____ ФРАГМЕНТ СТРАНИЦЫ
Единая социалистическая партия, созданная в Венесуэле Уго Чавесом, оказалась неповоротливой бюрократической структурой, слабо связанной с рабочим классом, зато полностью зависимой от инициативы руководства. Отношения с рабочим движением, которое на первых порах поддерживало Чавеса, все более осложнялись. Заменив старые коррумпированные профсоюзы новыми, классовыми, боливарианское руководство оказалось совершенно не готово к тому, что эти структуры будут пытаться выдвигать собственные требования и предлагать собственное видение дальнейшего развития страны. Венесуэльская бюрократия систематически сопротивлялась любым попыткам серьезных преобразований. Что, впрочем, вполне понятно — ускорение социально-экономического развития привело бы к появлению в обществе новых потребностей и интересов, а внутри правящего блока — новых кадров и структур, которые могли бы претендовать на свою долю власти. Гораздо проще было регулярно подкармливать жителей бедных кварталов, покупая тем самым их лояльность. Беда в том, что настроения этих в значительной мере деклассированных масс легко менялись. После того как кончились нефтяные доходы, сократились масштабы перераспределительной политики и положение ухудшилось, большинство венесуэльских бедняков отвернулось от правительства.

Значение нефтяных доходов Венесуэлы для «боливарианской революции» Уго Чавеса общеизвестно. По выражению немецкого исследователя Стефана Петерса, нефть одновременно была для нее «условием успеха и ахиллесовой пятой»[63]. Между тем перераспределение ресурсов от добычи полезных ископаемых имело центральное значение также в Боливии и Эквадоре. В Бразилии, Аргентине и Уругвае правительства старались стимулировать промышленный рост, одновременно заботясь о том, чтобы выделялось больше средств на социальные программы и развитие инфраструктуры. В плане экономического развития не только не происходило ничего революционного, но левые администрации даже не пытались последовательно использовать рецепты Дж. М. Кейнса относительно социализации инвестиций или систематического стимулирования спроса.
________
____ ИСХОДНЫЕ ДАННЫЕ
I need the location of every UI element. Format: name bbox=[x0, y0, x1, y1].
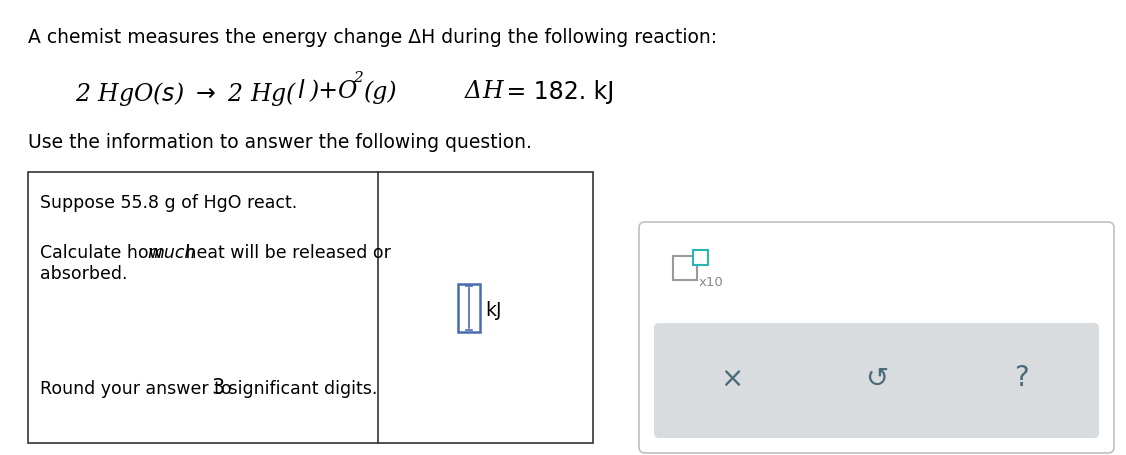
________
**ЧТО НУЖНО СДЕЛАТЬ:** Верните дословно часть фрагмента о правлении Чавеса: начните с места, где стоят слова «Значение нефтяных доходов», и остановитесь после слов «систематического стимулирования спроса.». Строки здесь никакой роли не играют.

**ГОТОВОЕ РЕШЕНИЕ:**
Значение нефтяных доходов Венесуэлы для «боливарианской революции» Уго Чавеса общеизвестно. По выражению немецкого исследователя Стефана Петерса, нефть одновременно была для нее «условием успеха и ахиллесовой пятой»[63]. Между тем перераспределение ресурсов от добычи полезных ископаемых имело центральное значение также в Боливии и Эквадоре. В Бразилии, Аргентине и Уругвае правительства старались стимулировать промышленный рост, одновременно заботясь о том, чтобы выделялось больше средств на социальные программы и развитие инфраструктуры. В плане экономического развития не только не происходило ничего революционного, но левые администрации даже не пытались последовательно использовать рецепты Дж. М. Кейнса относительно социализации инвестиций или систематического стимулирования спроса.